### OBJECTIVE:
Copy, in full, each line of the material that holds the word "Create".

Start PROVIDED ENTRIES

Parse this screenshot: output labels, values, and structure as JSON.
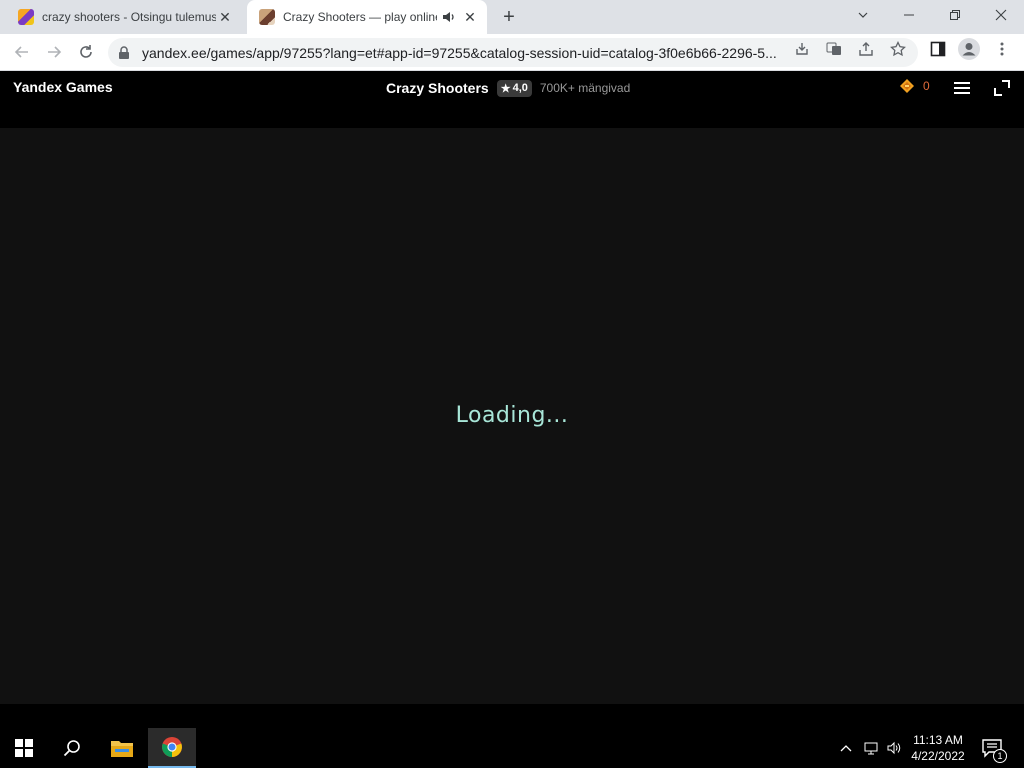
{
  "browser": {
    "tabs": [
      {
        "title": "crazy shooters - Otsingu tulemus",
        "icon": "yandex-search-favicon"
      },
      {
        "title": "Crazy Shooters — play online",
        "icon": "game-favicon",
        "audio_icon": "speaker-icon"
      }
    ],
    "new_tab_label": "+",
    "url": "yandex.ee/games/app/97255?lang=et#app-id=97255&catalog-session-uid=catalog-3f0e6b66-2296-5..."
  },
  "site": {
    "logo": "Yandex Games",
    "game_title": "Crazy Shooters",
    "rating": "4,0",
    "rating_star": "★",
    "players": "700K+ mängivad",
    "coins": "0"
  },
  "game": {
    "loading_text": "Loading..."
  },
  "taskbar": {
    "time": "11:13 AM",
    "date": "4/22/2022",
    "notification_count": "1"
  },
  "colors": {
    "loading_text": "#a8e6d8",
    "coin_count": "#e06a3a",
    "game_background": "#111111",
    "header_background": "#000000"
  }
}
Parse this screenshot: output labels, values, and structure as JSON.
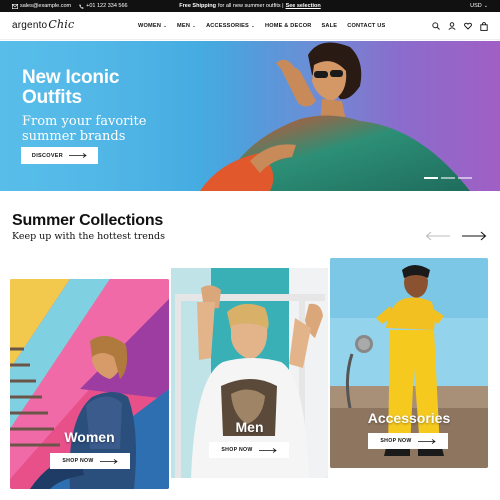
{
  "topbar": {
    "email": "sales@example.com",
    "phone": "+01 122 334 566",
    "promo_bold": "Free Shipping",
    "promo_text": "for all new summer outfits |",
    "promo_link": "See selection",
    "currency": "USD"
  },
  "header": {
    "logo_part1": "argento",
    "logo_part2": "Chic",
    "nav": [
      {
        "label": "WOMEN",
        "dropdown": true
      },
      {
        "label": "MEN",
        "dropdown": true
      },
      {
        "label": "ACCESSORIES",
        "dropdown": true
      },
      {
        "label": "HOME & DECOR",
        "dropdown": false
      },
      {
        "label": "SALE",
        "dropdown": false
      },
      {
        "label": "CONTACT US",
        "dropdown": false
      }
    ],
    "icons": [
      "search-icon",
      "user-icon",
      "heart-icon",
      "cart-icon"
    ]
  },
  "hero": {
    "title_line1": "New Iconic",
    "title_line2": "Outfits",
    "subtitle_line1": "From your favorite",
    "subtitle_line2": "summer brands",
    "button_label": "DISCOVER",
    "slides": 3,
    "active_slide": 1
  },
  "collections": {
    "title": "Summer Collections",
    "subtitle": "Keep up with the hottest trends",
    "cards": [
      {
        "label": "Women",
        "button": "SHOP NOW"
      },
      {
        "label": "Men",
        "button": "SHOP NOW"
      },
      {
        "label": "Accessories",
        "button": "SHOP NOW"
      }
    ]
  },
  "colors": {
    "topbar_bg": "#111111",
    "hero_blue": "#4fb4e6",
    "hero_purple": "#a05fc4",
    "text": "#111111"
  }
}
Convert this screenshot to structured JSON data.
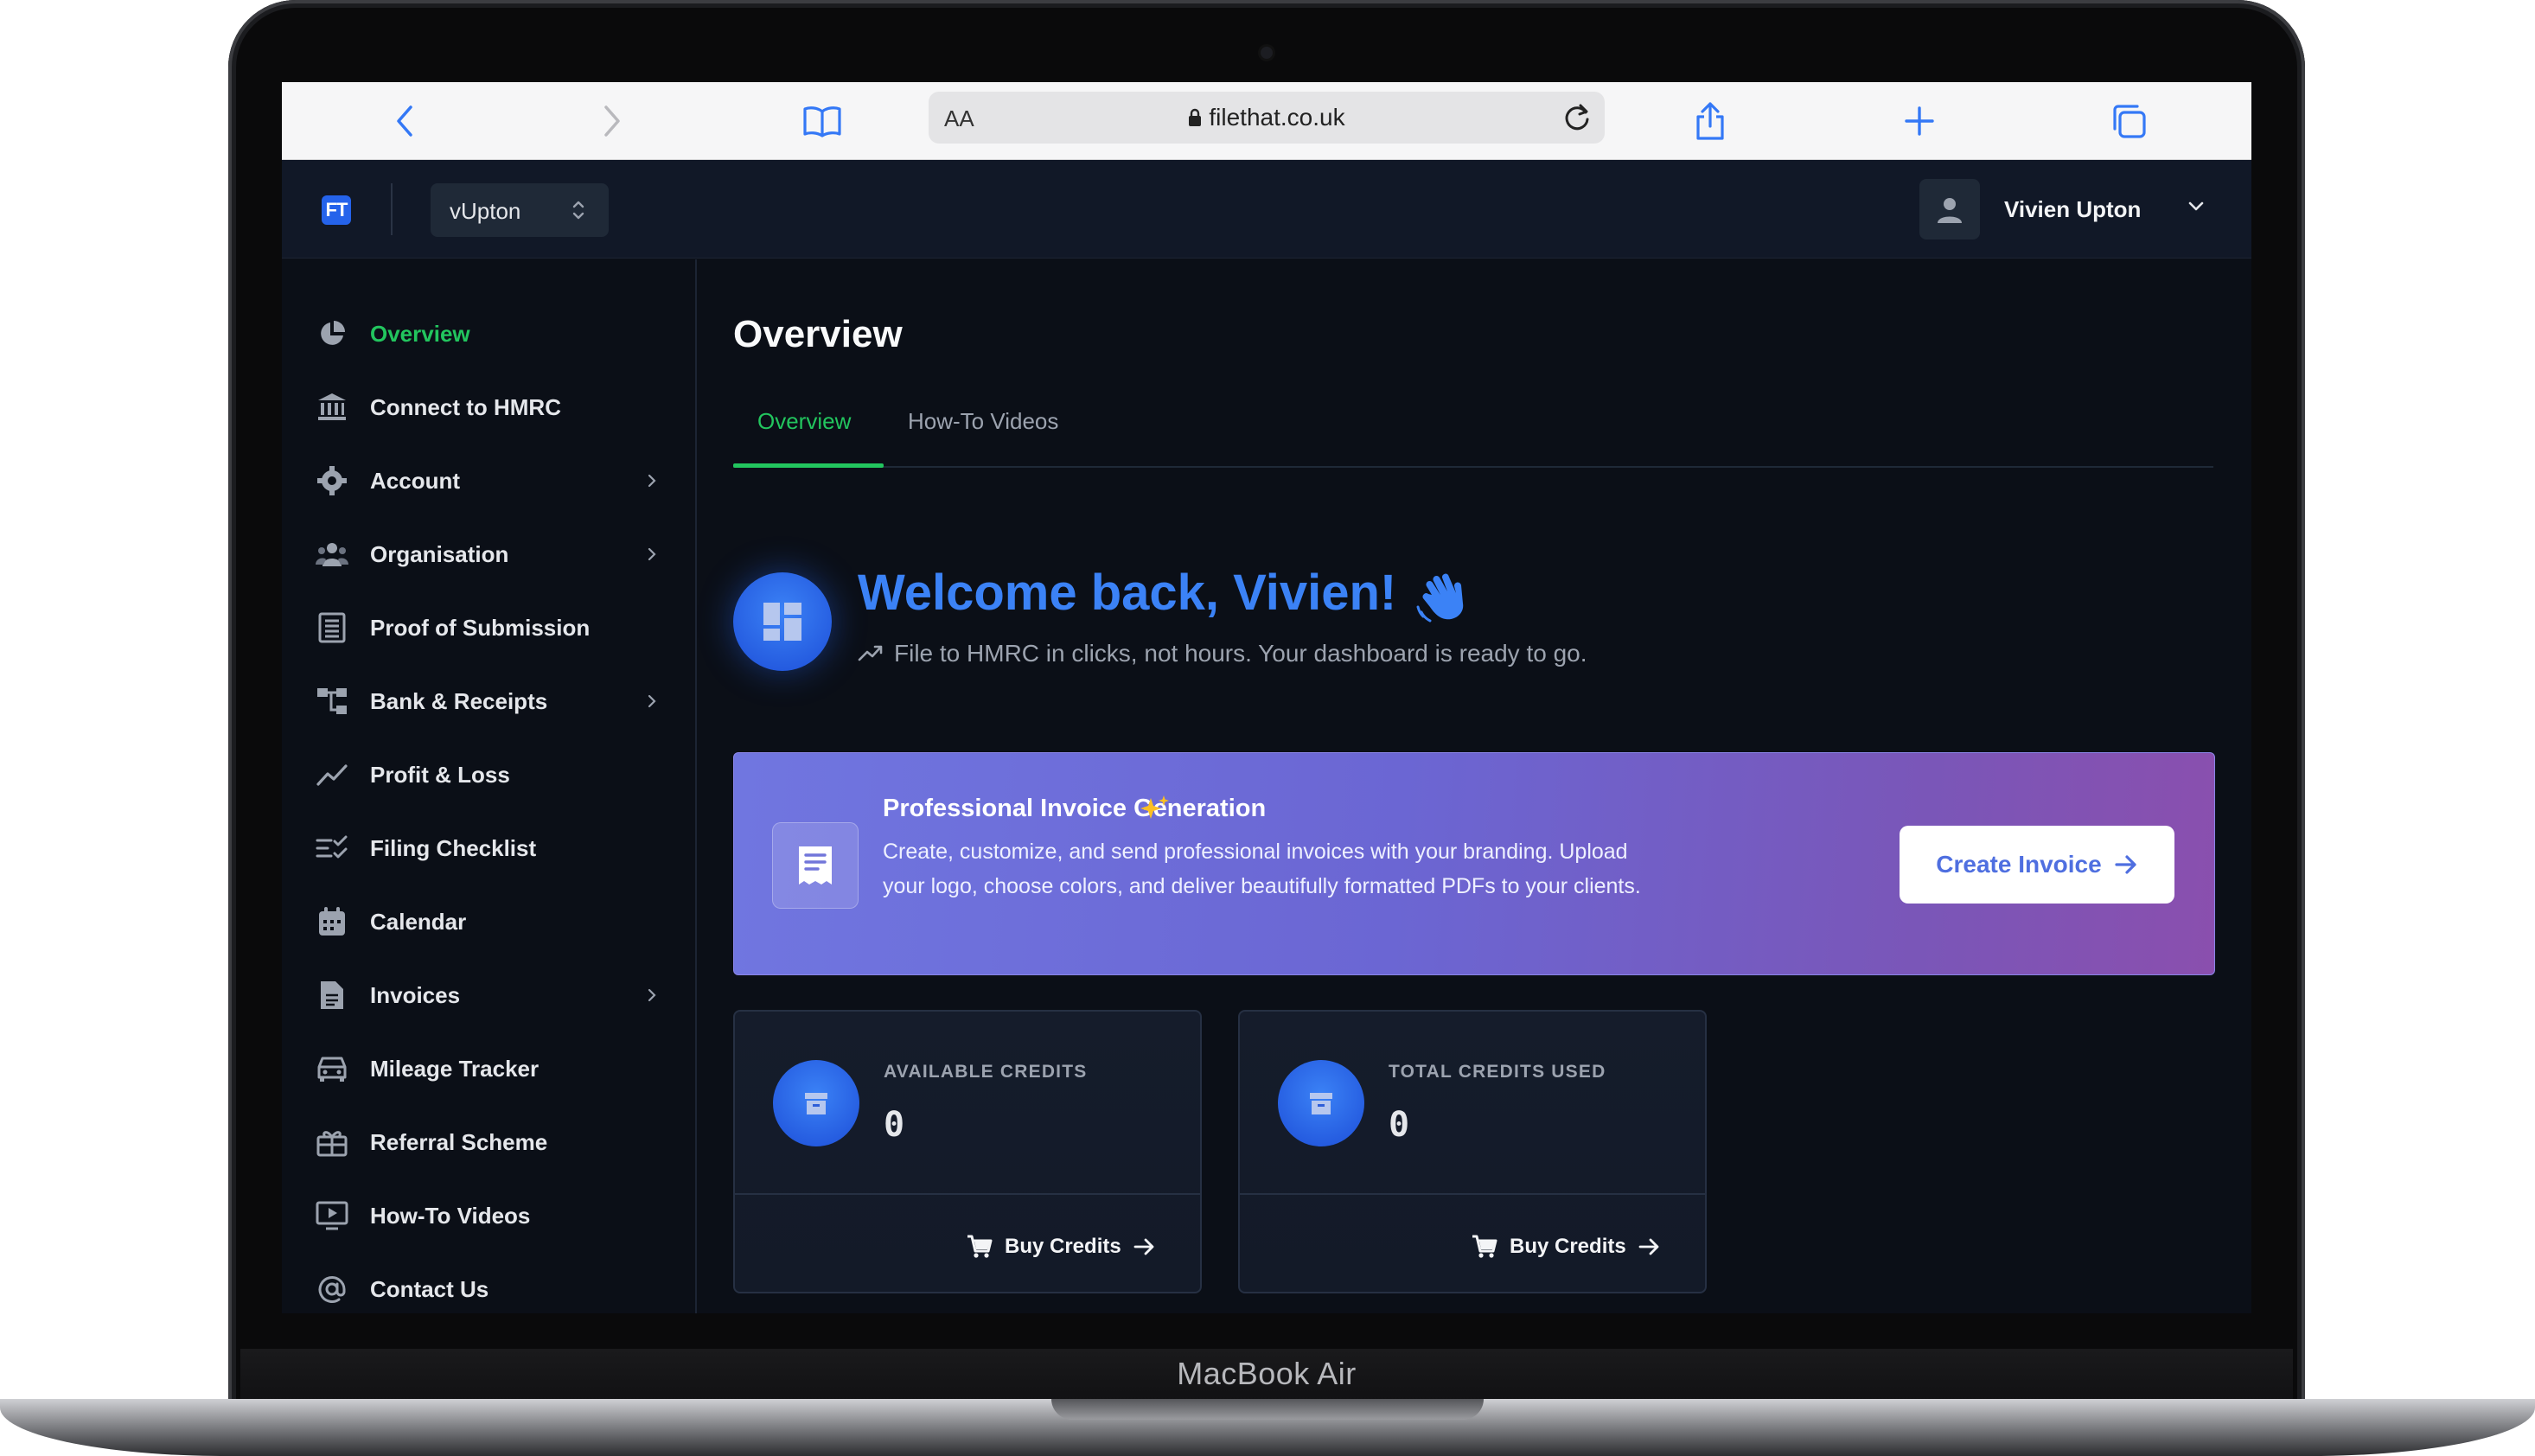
{
  "device": {
    "brand_label": "MacBook Air"
  },
  "browser": {
    "aa_label": "AA",
    "url": "filethat.co.uk"
  },
  "header": {
    "logo_text": "FT",
    "org_selector": "vUpton",
    "user_name": "Vivien Upton"
  },
  "sidebar": {
    "items": [
      {
        "label": "Overview",
        "icon": "pie-chart-icon",
        "active": true,
        "has_submenu": false
      },
      {
        "label": "Connect to HMRC",
        "icon": "bank-icon",
        "active": false,
        "has_submenu": false
      },
      {
        "label": "Account",
        "icon": "gear-icon",
        "active": false,
        "has_submenu": true
      },
      {
        "label": "Organisation",
        "icon": "users-icon",
        "active": false,
        "has_submenu": true
      },
      {
        "label": "Proof of Submission",
        "icon": "document-list-icon",
        "active": false,
        "has_submenu": false
      },
      {
        "label": "Bank & Receipts",
        "icon": "flowchart-icon",
        "active": false,
        "has_submenu": true
      },
      {
        "label": "Profit & Loss",
        "icon": "trend-line-icon",
        "active": false,
        "has_submenu": false
      },
      {
        "label": "Filing Checklist",
        "icon": "checklist-icon",
        "active": false,
        "has_submenu": false
      },
      {
        "label": "Calendar",
        "icon": "calendar-icon",
        "active": false,
        "has_submenu": false
      },
      {
        "label": "Invoices",
        "icon": "file-icon",
        "active": false,
        "has_submenu": true
      },
      {
        "label": "Mileage Tracker",
        "icon": "car-icon",
        "active": false,
        "has_submenu": false
      },
      {
        "label": "Referral Scheme",
        "icon": "gift-icon",
        "active": false,
        "has_submenu": false
      },
      {
        "label": "How-To Videos",
        "icon": "video-icon",
        "active": false,
        "has_submenu": false
      },
      {
        "label": "Contact Us",
        "icon": "at-sign-icon",
        "active": false,
        "has_submenu": false
      }
    ]
  },
  "main": {
    "title": "Overview",
    "tabs": [
      {
        "label": "Overview",
        "active": true
      },
      {
        "label": "How-To Videos",
        "active": false
      }
    ],
    "welcome": {
      "title": "Welcome back, Vivien!",
      "subtitle": "File to HMRC in clicks, not hours. Your dashboard is ready to go."
    },
    "banner": {
      "title": "Professional Invoice Generation",
      "text": "Create, customize, and send professional invoices with your branding. Upload your logo, choose colors, and deliver beautifully formatted PDFs to your clients.",
      "button": "Create Invoice"
    },
    "cards": [
      {
        "label": "AVAILABLE CREDITS",
        "value": "0",
        "action": "Buy Credits"
      },
      {
        "label": "TOTAL CREDITS USED",
        "value": "0",
        "action": "Buy Credits"
      }
    ]
  },
  "colors": {
    "accent_green": "#22c55e",
    "accent_blue": "#3b82f6",
    "background": "#0b0f17",
    "header": "#111827"
  }
}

End PROVIDED ENTRIES

### RESPONSE TO THE EXERCISE:
      "text": "Create, customize, and send professional invoices with your branding. Upload your logo, choose colors, and deliver beautifully formatted PDFs to your clients.",
      "button": "Create Invoice"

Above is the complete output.